• [Requirements]
Retype the data below without altering anything.

— begin —

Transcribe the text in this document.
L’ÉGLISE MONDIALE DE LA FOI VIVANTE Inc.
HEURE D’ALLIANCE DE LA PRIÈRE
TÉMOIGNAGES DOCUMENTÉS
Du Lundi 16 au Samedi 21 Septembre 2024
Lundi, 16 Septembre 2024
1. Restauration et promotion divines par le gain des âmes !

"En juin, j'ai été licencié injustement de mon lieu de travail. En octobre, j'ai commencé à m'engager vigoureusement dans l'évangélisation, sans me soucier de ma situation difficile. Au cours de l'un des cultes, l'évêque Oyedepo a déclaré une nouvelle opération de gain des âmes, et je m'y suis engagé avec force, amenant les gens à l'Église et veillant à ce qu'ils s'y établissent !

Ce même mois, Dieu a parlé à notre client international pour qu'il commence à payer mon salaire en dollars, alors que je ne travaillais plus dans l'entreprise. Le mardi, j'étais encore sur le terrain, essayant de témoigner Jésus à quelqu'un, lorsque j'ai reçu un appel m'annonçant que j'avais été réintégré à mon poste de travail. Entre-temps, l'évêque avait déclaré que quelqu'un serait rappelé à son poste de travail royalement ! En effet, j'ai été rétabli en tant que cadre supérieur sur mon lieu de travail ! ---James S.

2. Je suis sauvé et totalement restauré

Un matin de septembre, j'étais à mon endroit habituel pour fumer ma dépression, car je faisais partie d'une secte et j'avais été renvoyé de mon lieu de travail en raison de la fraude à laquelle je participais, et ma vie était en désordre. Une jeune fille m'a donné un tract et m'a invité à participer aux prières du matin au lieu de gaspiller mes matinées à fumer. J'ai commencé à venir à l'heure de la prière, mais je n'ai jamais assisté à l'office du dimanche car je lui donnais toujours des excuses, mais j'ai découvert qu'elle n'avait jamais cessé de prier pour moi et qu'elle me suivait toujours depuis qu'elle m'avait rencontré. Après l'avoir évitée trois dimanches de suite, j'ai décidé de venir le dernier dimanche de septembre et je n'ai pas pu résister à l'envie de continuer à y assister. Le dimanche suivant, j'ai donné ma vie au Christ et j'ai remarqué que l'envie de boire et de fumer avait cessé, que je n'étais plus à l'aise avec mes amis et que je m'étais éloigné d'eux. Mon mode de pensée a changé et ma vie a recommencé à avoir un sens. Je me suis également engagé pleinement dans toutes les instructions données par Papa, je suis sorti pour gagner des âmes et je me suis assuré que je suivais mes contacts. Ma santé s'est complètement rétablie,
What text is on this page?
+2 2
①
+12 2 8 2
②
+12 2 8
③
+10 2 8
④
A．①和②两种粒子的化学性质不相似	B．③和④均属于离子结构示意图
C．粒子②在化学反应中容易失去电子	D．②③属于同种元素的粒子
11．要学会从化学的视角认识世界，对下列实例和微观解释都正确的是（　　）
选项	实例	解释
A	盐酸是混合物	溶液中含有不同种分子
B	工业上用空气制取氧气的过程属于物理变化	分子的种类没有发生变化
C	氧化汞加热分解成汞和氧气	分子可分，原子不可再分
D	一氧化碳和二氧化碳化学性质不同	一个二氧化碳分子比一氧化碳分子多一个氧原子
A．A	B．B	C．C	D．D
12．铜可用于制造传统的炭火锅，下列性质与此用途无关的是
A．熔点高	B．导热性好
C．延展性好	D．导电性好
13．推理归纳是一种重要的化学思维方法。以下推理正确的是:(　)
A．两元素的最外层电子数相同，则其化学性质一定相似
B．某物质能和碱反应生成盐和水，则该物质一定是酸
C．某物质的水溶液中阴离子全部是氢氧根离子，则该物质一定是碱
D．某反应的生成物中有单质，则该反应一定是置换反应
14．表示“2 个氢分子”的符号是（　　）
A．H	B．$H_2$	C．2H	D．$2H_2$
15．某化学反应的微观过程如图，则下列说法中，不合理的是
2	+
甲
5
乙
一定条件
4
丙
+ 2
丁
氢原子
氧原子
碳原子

— end —

• [Response below]
Transcribe the text in this document.
L’ÉGLISE MONDIALE DE LA FOI VIVANTE Inc.
HEURE D’ALLIANCE DE LA PRIÈRE
TÉMOIGNAGES DOCUMENTÉS
Du Lundi 16 au Samedi 21 Septembre 2024
Lundi, 16 Septembre 2024
1. Restauration et promotion divines par le gain des âmes !

"En juin, j'ai été licencié injustement de mon lieu de travail. En octobre, j'ai commencé à m'engager vigoureusement dans l'évangélisation, sans me soucier de ma situation difficile. Au cours de l'un des cultes, l'évêque Oyedepo a déclaré une nouvelle opération de gain des âmes, et je m'y suis engagé avec force, amenant les gens à l'Église et veillant à ce qu'ils s'y établissent !

Ce même mois, Dieu a parlé à notre client international pour qu'il commence à payer mon salaire en dollars, alors que je ne travaillais plus dans l'entreprise. Le mardi, j'étais encore sur le terrain, essayant de témoigner Jésus à quelqu'un, lorsque j'ai reçu un appel m'annonçant que j'avais été réintégré à mon poste de travail. Entre-temps, l'évêque avait déclaré que quelqu'un serait rappelé à son poste de travail royalement ! En effet, j'ai été rétabli en tant que cadre supérieur sur mon lieu de travail ! ---James S.

2. Je suis sauvé et totalement restauré

Un matin de septembre, j'étais à mon endroit habituel pour fumer ma dépression, car je faisais partie d'une secte et j'avais été renvoyé de mon lieu de travail en raison de la fraude à laquelle je participais, et ma vie était en désordre. Une jeune fille m'a donné un tract et m'a invité à participer aux prières du matin au lieu de gaspiller mes matinées à fumer. J'ai commencé à venir à l'heure de la prière, mais je n'ai jamais assisté à l'office du dimanche car je lui donnais toujours des excuses, mais j'ai découvert qu'elle n'avait jamais cessé de prier pour moi et qu'elle me suivait toujours depuis qu'elle m'avait rencontré. Après l'avoir évitée trois dimanches de suite, j'ai décidé de venir le dernier dimanche de septembre et je n'ai pas pu résister à l'envie de continuer à y assister. Le dimanche suivant, j'ai donné ma vie au Christ et j'ai remarqué que l'envie de boire et de fumer avait cessé, que je n'étais plus à l'aise avec mes amis et que je m'étais éloigné d'eux. Mon mode de pensée a changé et ma vie a recommencé à avoir un sens. Je me suis également engagé pleinement dans toutes les instructions données par Papa, je suis sorti pour gagner des âmes et je me suis assuré que je suivais mes contacts. Ma santé s'est complètement rétablie,
What text is on this page?
+2 2
①
+12 2 8 2
②
+12 2 8
③
+10 2 8
④
A．①和②两种粒子的化学性质不相似	B．③和④均属于离子结构示意图
C．粒子②在化学反应中容易失去电子	D．②③属于同种元素的粒子
11．要学会从化学的视角认识世界，对下列实例和微观解释都正确的是（　　）
选项	实例	解释
A	盐酸是混合物	溶液中含有不同种分子
B	工业上用空气制取氧气的过程属于物理变化	分子的种类没有发生变化
C	氧化汞加热分解成汞和氧气	分子可分，原子不可再分
D	一氧化碳和二氧化碳化学性质不同	一个二氧化碳分子比一氧化碳分子多一个氧原子
A．A	B．B	C．C	D．D
12．铜可用于制造传统的炭火锅，下列性质与此用途无关的是
A．熔点高	B．导热性好
C．延展性好	D．导电性好
13．推理归纳是一种重要的化学思维方法。以下推理正确的是:(　)
A．两元素的最外层电子数相同，则其化学性质一定相似
B．某物质能和碱反应生成盐和水，则该物质一定是酸
C．某物质的水溶液中阴离子全部是氢氧根离子，则该物质一定是碱
D．某反应的生成物中有单质，则该反应一定是置换反应
14．表示“2 个氢分子”的符号是（　　）
A．H	B．$H_2$	C．2H	D．$2H_2$
15．某化学反应的微观过程如图，则下列说法中，不合理的是
2	+
甲
5
乙
一定条件
4
丙
+ 2
丁
氢原子
氧原子
碳原子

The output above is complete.